All of the material should be reproduced exactly, with pictures left out.

---- MATERIAL FOR THIS EXERCISE

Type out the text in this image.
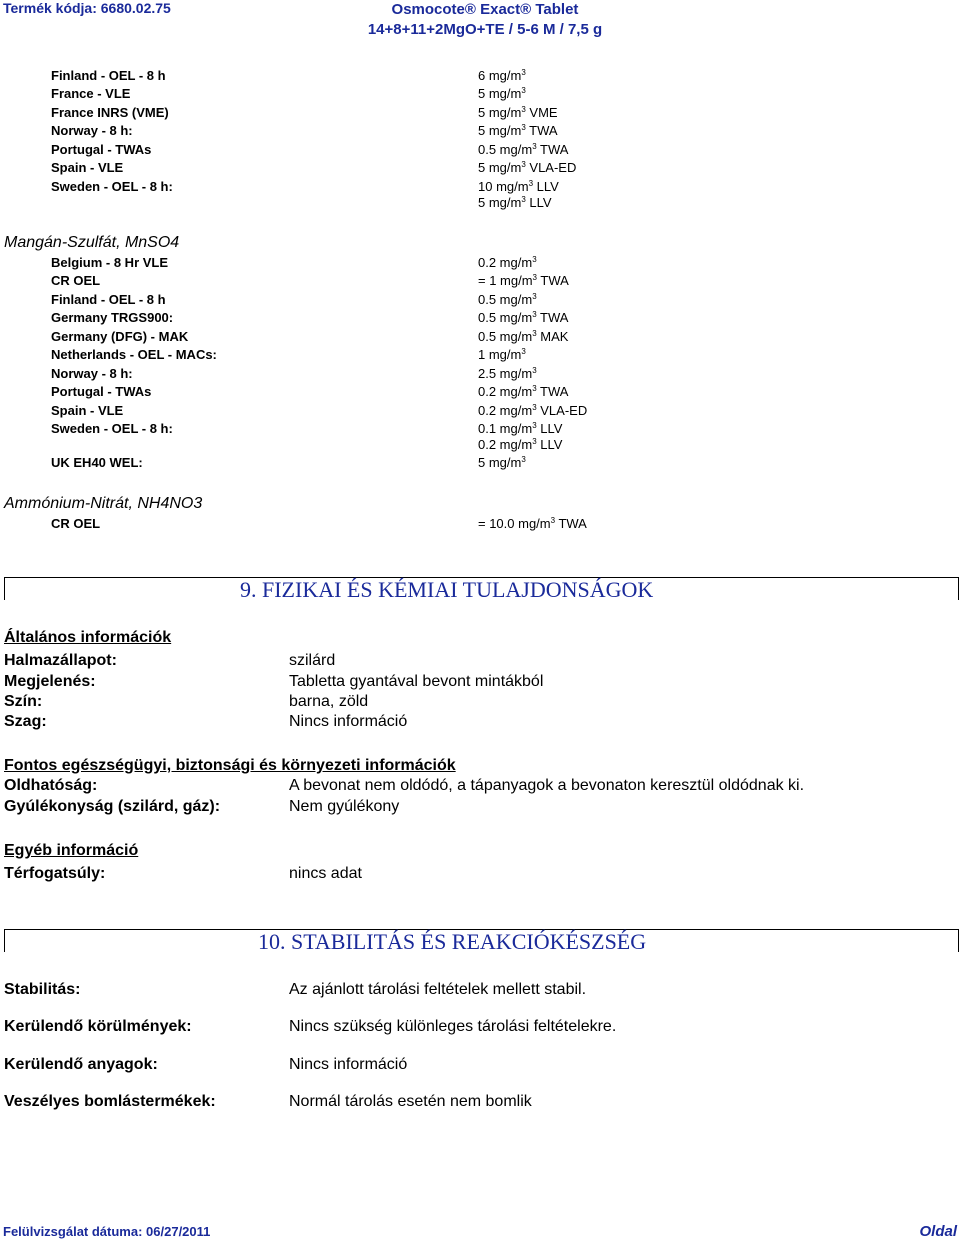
Termék kódja: 6680.02.75	Osmocote® Exact® Tablet
14+8+11+2MgO+TE / 5-6 M / 7,5 g
Finland - OEL - 8 h	6 $mg/m^3$
France - VLE	5 $mg/m^3$
France INRS (VME)	5 $mg/m^3$ VME
Norway - 8 h:	5 $mg/m^3$ TWA
Portugal - TWAs	0.5 $mg/m^3$ TWA
Spain - VLE	5 $mg/m^3$ VLA-ED
Sweden - OEL - 8 h:	10 $mg/m^3$ LLV
5 $mg/m^3$ LLV
Mangán-Szulfát, MnSO4
Belgium - 8 Hr VLE	0.2 $mg/m^3$
CR OEL	= 1 $mg/m^3$ TWA
Finland - OEL - 8 h	0.5 $mg/m^3$
Germany TRGS900:	0.5 $mg/m^3$ TWA
Germany (DFG) - MAK	0.5 $mg/m^3$ MAK
Netherlands - OEL - MACs:	1 $mg/m^3$
Norway - 8 h:	2.5 $mg/m^3$
Portugal - TWAs	0.2 $mg/m^3$ TWA
Spain - VLE	0.2 $mg/m^3$ VLA-ED
Sweden - OEL - 8 h:	0.1 $mg/m^3$ LLV
0.2 $mg/m^3$ LLV
UK EH40 WEL:	5 $mg/m^3$
Ammónium-Nitrát, NH4NO3
CR OEL	= 10.0 $mg/m^3$ TWA
9. FIZIKAI ÉS KÉMIAI TULAJDONSÁGOK
Általános információk
Halmazállapot:	szilárd
Megjelenés:	Tabletta gyantával bevont mintákból
Szín:	barna, zöld
Szag:	Nincs információ
Fontos egészségügyi, biztonsági és környezeti információk
Oldhatóság:	A bevonat nem oldódó, a tápanyagok a bevonaton keresztül oldódnak ki.
Gyúlékonyság (szilárd, gáz):	Nem gyúlékony
Egyéb információ
Térfogatsúly:	nincs adat
10. STABILITÁS ÉS REAKCIÓKÉSZSÉG
Stabilitás:	Az ajánlott tárolási feltételek mellett stabil.
Kerülendő körülmények:	Nincs szükség különleges tárolási feltételekre.
Kerülendő anyagok:	Nincs információ
Veszélyes bomlástermékek:	Normál tárolás esetén nem bomlik
Felülvizsgálat dátuma: 06/27/2011	Oldal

--------

> ANSWER IN FULL
Type out the text in this image.
Termék kódja: 6680.02.75	Osmocote® Exact® Tablet
14+8+11+2MgO+TE / 5-6 M / 7,5 g
Finland - OEL - 8 h	6 $mg/m^3$
France - VLE	5 $mg/m^3$
France INRS (VME)	5 $mg/m^3$ VME
Norway - 8 h:	5 $mg/m^3$ TWA
Portugal - TWAs	0.5 $mg/m^3$ TWA
Spain - VLE	5 $mg/m^3$ VLA-ED
Sweden - OEL - 8 h:	10 $mg/m^3$ LLV
5 $mg/m^3$ LLV
Mangán-Szulfát, MnSO4
Belgium - 8 Hr VLE	0.2 $mg/m^3$
CR OEL	= 1 $mg/m^3$ TWA
Finland - OEL - 8 h	0.5 $mg/m^3$
Germany TRGS900:	0.5 $mg/m^3$ TWA
Germany (DFG) - MAK	0.5 $mg/m^3$ MAK
Netherlands - OEL - MACs:	1 $mg/m^3$
Norway - 8 h:	2.5 $mg/m^3$
Portugal - TWAs	0.2 $mg/m^3$ TWA
Spain - VLE	0.2 $mg/m^3$ VLA-ED
Sweden - OEL - 8 h:	0.1 $mg/m^3$ LLV
0.2 $mg/m^3$ LLV
UK EH40 WEL:	5 $mg/m^3$
Ammónium-Nitrát, NH4NO3
CR OEL	= 10.0 $mg/m^3$ TWA
9. FIZIKAI ÉS KÉMIAI TULAJDONSÁGOK
Általános információk
Halmazállapot:	szilárd
Megjelenés:	Tabletta gyantával bevont mintákból
Szín:	barna, zöld
Szag:	Nincs információ
Fontos egészségügyi, biztonsági és környezeti információk
Oldhatóság:	A bevonat nem oldódó, a tápanyagok a bevonaton keresztül oldódnak ki.
Gyúlékonyság (szilárd, gáz):	Nem gyúlékony
Egyéb információ
Térfogatsúly:	nincs adat
10. STABILITÁS ÉS REAKCIÓKÉSZSÉG
Stabilitás:	Az ajánlott tárolási feltételek mellett stabil.
Kerülendő körülmények:	Nincs szükség különleges tárolási feltételekre.
Kerülendő anyagok:	Nincs információ
Veszélyes bomlástermékek:	Normál tárolás esetén nem bomlik
Felülvizsgálat dátuma: 06/27/2011	Oldal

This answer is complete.